## The problem
Reproduce the records word for word, starting from their first line and ending with the line that contains "Text: 50: 50: [385, 321, 401, 334]", including that line.

-- Start of Records provided --

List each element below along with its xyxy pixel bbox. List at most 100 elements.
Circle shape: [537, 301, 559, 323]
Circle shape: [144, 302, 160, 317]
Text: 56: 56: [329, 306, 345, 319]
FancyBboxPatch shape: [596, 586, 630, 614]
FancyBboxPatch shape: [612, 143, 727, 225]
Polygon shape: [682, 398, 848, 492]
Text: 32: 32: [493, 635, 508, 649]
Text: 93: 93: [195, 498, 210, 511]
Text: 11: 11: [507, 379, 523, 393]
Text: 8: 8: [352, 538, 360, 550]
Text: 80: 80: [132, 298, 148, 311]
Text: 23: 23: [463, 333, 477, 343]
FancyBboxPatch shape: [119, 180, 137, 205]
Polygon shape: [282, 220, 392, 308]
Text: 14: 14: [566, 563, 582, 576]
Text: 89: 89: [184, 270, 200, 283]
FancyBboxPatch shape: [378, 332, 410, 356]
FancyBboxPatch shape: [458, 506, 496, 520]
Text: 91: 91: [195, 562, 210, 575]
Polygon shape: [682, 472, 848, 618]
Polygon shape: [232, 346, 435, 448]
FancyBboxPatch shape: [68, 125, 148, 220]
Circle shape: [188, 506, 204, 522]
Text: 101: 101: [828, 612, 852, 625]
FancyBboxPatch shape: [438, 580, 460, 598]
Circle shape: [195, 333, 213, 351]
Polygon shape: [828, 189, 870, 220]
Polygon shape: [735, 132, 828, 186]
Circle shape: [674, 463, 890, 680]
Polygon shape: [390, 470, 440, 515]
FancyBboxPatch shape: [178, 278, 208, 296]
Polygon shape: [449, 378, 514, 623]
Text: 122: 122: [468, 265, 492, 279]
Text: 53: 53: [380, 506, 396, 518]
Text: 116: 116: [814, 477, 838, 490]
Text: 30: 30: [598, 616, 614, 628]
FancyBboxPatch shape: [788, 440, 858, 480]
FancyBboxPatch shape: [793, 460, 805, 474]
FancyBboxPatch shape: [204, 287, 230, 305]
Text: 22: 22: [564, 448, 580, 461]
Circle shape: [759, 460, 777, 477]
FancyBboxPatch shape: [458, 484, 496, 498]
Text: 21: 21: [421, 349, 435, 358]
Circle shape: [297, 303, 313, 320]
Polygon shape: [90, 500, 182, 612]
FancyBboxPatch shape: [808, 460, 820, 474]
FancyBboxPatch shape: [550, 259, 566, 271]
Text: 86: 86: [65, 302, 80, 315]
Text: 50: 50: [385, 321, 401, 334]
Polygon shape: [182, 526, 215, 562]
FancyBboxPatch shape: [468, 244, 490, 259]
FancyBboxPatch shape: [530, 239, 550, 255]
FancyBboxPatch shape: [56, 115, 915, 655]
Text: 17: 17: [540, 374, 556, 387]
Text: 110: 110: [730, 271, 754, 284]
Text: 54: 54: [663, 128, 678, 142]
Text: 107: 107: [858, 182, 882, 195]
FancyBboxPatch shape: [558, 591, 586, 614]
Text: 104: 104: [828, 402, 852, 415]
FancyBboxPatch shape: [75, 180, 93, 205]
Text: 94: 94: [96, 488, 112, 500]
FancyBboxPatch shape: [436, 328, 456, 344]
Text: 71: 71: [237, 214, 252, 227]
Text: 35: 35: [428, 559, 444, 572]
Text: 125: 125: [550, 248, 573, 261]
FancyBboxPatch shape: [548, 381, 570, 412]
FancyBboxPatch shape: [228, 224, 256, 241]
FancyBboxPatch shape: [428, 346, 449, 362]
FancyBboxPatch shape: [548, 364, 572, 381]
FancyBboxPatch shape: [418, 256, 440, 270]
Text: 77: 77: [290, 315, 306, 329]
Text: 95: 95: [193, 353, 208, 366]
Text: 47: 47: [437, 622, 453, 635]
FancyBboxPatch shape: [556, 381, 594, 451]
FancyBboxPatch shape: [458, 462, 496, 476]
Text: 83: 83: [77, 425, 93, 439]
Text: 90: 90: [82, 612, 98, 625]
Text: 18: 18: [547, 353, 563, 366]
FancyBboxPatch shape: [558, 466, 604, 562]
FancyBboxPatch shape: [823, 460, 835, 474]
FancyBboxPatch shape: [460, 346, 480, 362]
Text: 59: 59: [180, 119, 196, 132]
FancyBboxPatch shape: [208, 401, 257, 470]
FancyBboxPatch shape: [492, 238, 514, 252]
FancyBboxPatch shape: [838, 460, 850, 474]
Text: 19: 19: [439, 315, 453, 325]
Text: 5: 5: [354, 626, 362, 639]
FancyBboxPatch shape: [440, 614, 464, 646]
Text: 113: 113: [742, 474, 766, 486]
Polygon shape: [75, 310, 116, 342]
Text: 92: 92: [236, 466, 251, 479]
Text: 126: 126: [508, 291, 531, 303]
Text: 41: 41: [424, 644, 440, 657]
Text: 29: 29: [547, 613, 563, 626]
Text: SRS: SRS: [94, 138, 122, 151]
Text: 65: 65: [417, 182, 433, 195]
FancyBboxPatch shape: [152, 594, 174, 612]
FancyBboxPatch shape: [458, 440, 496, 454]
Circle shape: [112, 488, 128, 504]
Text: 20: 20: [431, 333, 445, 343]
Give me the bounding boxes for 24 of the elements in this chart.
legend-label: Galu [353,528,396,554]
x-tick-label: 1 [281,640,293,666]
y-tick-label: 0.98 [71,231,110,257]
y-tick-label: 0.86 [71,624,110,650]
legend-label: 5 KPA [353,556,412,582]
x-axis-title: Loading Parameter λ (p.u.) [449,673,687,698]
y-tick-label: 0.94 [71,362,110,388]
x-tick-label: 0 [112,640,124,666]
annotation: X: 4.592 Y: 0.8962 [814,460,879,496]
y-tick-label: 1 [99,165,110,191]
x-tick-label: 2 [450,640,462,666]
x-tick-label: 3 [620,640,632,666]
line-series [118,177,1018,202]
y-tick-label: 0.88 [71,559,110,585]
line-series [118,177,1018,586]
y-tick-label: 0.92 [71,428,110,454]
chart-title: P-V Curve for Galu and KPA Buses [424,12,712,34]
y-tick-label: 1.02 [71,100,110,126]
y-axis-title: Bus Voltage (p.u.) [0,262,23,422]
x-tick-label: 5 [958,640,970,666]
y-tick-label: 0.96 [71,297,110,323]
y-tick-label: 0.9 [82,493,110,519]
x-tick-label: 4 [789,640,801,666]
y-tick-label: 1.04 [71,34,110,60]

-- End of Records provided --

## Final result
List each element below along with its xyxy pixel bbox. List at most 100 elements.
Circle shape: [537, 301, 559, 323]
Circle shape: [144, 302, 160, 317]
Text: 56: 56: [329, 306, 345, 319]
FancyBboxPatch shape: [596, 586, 630, 614]
FancyBboxPatch shape: [612, 143, 727, 225]
Polygon shape: [682, 398, 848, 492]
Text: 32: 32: [493, 635, 508, 649]
Text: 93: 93: [195, 498, 210, 511]
Text: 11: 11: [507, 379, 523, 393]
Text: 8: 8: [352, 538, 360, 550]
Text: 80: 80: [132, 298, 148, 311]
Text: 23: 23: [463, 333, 477, 343]
FancyBboxPatch shape: [119, 180, 137, 205]
Polygon shape: [282, 220, 392, 308]
Text: 14: 14: [566, 563, 582, 576]
Text: 89: 89: [184, 270, 200, 283]
FancyBboxPatch shape: [378, 332, 410, 356]
FancyBboxPatch shape: [458, 506, 496, 520]
Text: 91: 91: [195, 562, 210, 575]
Polygon shape: [682, 472, 848, 618]
Polygon shape: [232, 346, 435, 448]
FancyBboxPatch shape: [68, 125, 148, 220]
Circle shape: [188, 506, 204, 522]
Text: 101: 101: [828, 612, 852, 625]
FancyBboxPatch shape: [438, 580, 460, 598]
Circle shape: [195, 333, 213, 351]
Polygon shape: [828, 189, 870, 220]
Polygon shape: [735, 132, 828, 186]
Circle shape: [674, 463, 890, 680]
Polygon shape: [390, 470, 440, 515]
FancyBboxPatch shape: [178, 278, 208, 296]
Polygon shape: [449, 378, 514, 623]
Text: 122: 122: [468, 265, 492, 279]
Text: 53: 53: [380, 506, 396, 518]
Text: 116: 116: [814, 477, 838, 490]
Text: 30: 30: [598, 616, 614, 628]
FancyBboxPatch shape: [788, 440, 858, 480]
FancyBboxPatch shape: [793, 460, 805, 474]
FancyBboxPatch shape: [204, 287, 230, 305]
Text: 22: 22: [564, 448, 580, 461]
Circle shape: [759, 460, 777, 477]
FancyBboxPatch shape: [458, 484, 496, 498]
Text: 21: 21: [421, 349, 435, 358]
Circle shape: [297, 303, 313, 320]
Polygon shape: [90, 500, 182, 612]
FancyBboxPatch shape: [808, 460, 820, 474]
FancyBboxPatch shape: [550, 259, 566, 271]
Text: 86: 86: [65, 302, 80, 315]
Text: 50: 50: [385, 321, 401, 334]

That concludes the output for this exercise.